**PROBLEM TO SOLVE**
A set of records appears below. Print them all, word for word.

● ● ● ●

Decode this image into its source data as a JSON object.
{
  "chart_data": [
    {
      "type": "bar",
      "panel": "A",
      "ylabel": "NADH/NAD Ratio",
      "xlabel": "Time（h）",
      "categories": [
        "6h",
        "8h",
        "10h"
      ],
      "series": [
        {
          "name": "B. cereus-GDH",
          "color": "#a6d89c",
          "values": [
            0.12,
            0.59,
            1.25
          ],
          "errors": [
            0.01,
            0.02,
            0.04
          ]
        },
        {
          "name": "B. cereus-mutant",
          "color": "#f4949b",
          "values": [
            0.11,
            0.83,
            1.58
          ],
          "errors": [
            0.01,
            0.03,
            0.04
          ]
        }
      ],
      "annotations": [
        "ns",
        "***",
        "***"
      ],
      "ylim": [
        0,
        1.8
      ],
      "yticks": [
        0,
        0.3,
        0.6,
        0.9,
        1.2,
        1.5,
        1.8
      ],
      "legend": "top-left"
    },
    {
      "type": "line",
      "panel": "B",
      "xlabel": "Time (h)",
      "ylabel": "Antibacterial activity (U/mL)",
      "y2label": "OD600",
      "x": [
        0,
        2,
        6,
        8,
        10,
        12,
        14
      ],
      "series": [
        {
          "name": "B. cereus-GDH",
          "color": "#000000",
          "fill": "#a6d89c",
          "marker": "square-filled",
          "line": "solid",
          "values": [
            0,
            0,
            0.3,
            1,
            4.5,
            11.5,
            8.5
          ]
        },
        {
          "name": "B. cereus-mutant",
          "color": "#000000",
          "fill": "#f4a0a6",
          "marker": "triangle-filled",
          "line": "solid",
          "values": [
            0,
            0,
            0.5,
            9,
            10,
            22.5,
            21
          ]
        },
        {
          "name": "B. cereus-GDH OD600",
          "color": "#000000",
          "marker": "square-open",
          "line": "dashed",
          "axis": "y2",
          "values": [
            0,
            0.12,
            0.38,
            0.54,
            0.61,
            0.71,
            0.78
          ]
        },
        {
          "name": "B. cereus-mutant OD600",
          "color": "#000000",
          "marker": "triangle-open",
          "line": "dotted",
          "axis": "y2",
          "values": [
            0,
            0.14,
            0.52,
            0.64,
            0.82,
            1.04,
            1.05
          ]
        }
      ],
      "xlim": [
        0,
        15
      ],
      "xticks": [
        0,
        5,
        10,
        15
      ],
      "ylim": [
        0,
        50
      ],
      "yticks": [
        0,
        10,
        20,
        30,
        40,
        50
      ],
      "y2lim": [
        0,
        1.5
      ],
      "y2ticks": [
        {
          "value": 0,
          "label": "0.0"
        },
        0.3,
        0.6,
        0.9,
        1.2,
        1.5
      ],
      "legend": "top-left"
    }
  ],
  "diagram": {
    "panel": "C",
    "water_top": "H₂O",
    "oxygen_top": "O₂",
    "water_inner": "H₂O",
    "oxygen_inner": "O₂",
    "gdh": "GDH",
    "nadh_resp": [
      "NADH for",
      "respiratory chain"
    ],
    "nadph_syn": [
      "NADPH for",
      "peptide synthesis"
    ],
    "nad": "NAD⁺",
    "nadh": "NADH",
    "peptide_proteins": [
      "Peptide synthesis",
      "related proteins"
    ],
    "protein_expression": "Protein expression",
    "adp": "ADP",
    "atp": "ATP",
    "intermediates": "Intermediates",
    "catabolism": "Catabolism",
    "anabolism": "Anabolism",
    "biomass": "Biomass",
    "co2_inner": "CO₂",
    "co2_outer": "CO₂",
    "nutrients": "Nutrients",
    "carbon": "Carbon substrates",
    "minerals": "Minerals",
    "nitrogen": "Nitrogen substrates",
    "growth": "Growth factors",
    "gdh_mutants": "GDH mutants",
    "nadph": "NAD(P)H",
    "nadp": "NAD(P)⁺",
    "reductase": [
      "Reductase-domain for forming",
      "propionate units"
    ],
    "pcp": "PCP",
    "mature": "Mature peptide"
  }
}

● ● ● ●

**ANSWER**
Decode this image into its source data as a JSON object.
{
  "chart_data": [
    {
      "type": "bar",
      "panel": "A",
      "ylabel": "NADH/NAD Ratio",
      "xlabel": "Time（h）",
      "categories": [
        "6h",
        "8h",
        "10h"
      ],
      "series": [
        {
          "name": "B. cereus-GDH",
          "color": "#a6d89c",
          "values": [
            0.12,
            0.59,
            1.25
          ],
          "errors": [
            0.01,
            0.02,
            0.04
          ]
        },
        {
          "name": "B. cereus-mutant",
          "color": "#f4949b",
          "values": [
            0.11,
            0.83,
            1.58
          ],
          "errors": [
            0.01,
            0.03,
            0.04
          ]
        }
      ],
      "annotations": [
        "ns",
        "***",
        "***"
      ],
      "ylim": [
        0,
        1.8
      ],
      "yticks": [
        0,
        0.3,
        0.6,
        0.9,
        1.2,
        1.5,
        1.8
      ],
      "legend": "top-left"
    },
    {
      "type": "line",
      "panel": "B",
      "xlabel": "Time (h)",
      "ylabel": "Antibacterial activity (U/mL)",
      "y2label": "OD600",
      "x": [
        0,
        2,
        6,
        8,
        10,
        12,
        14
      ],
      "series": [
        {
          "name": "B. cereus-GDH",
          "color": "#000000",
          "fill": "#a6d89c",
          "marker": "square-filled",
          "line": "solid",
          "values": [
            0,
            0,
            0.3,
            1,
            4.5,
            11.5,
            8.5
          ]
        },
        {
          "name": "B. cereus-mutant",
          "color": "#000000",
          "fill": "#f4a0a6",
          "marker": "triangle-filled",
          "line": "solid",
          "values": [
            0,
            0,
            0.5,
            9,
            10,
            22.5,
            21
          ]
        },
        {
          "name": "B. cereus-GDH OD600",
          "color": "#000000",
          "marker": "square-open",
          "line": "dashed",
          "axis": "y2",
          "values": [
            0,
            0.12,
            0.38,
            0.54,
            0.61,
            0.71,
            0.78
          ]
        },
        {
          "name": "B. cereus-mutant OD600",
          "color": "#000000",
          "marker": "triangle-open",
          "line": "dotted",
          "axis": "y2",
          "values": [
            0,
            0.14,
            0.52,
            0.64,
            0.82,
            1.04,
            1.05
          ]
        }
      ],
      "xlim": [
        0,
        15
      ],
      "xticks": [
        0,
        5,
        10,
        15
      ],
      "ylim": [
        0,
        50
      ],
      "yticks": [
        0,
        10,
        20,
        30,
        40,
        50
      ],
      "y2lim": [
        0,
        1.5
      ],
      "y2ticks": [
        {
          "value": 0,
          "label": "0.0"
        },
        0.3,
        0.6,
        0.9,
        1.2,
        1.5
      ],
      "legend": "top-left"
    }
  ],
  "diagram": {
    "panel": "C",
    "water_top": "H₂O",
    "oxygen_top": "O₂",
    "water_inner": "H₂O",
    "oxygen_inner": "O₂",
    "gdh": "GDH",
    "nadh_resp": [
      "NADH for",
      "respiratory chain"
    ],
    "nadph_syn": [
      "NADPH for",
      "peptide synthesis"
    ],
    "nad": "NAD⁺",
    "nadh": "NADH",
    "peptide_proteins": [
      "Peptide synthesis",
      "related proteins"
    ],
    "protein_expression": "Protein expression",
    "adp": "ADP",
    "atp": "ATP",
    "intermediates": "Intermediates",
    "catabolism": "Catabolism",
    "anabolism": "Anabolism",
    "biomass": "Biomass",
    "co2_inner": "CO₂",
    "co2_outer": "CO₂",
    "nutrients": "Nutrients",
    "carbon": "Carbon substrates",
    "minerals": "Minerals",
    "nitrogen": "Nitrogen substrates",
    "growth": "Growth factors",
    "gdh_mutants": "GDH mutants",
    "nadph": "NAD(P)H",
    "nadp": "NAD(P)⁺",
    "reductase": [
      "Reductase-domain for forming",
      "propionate units"
    ],
    "pcp": "PCP",
    "mature": "Mature peptide"
  }
}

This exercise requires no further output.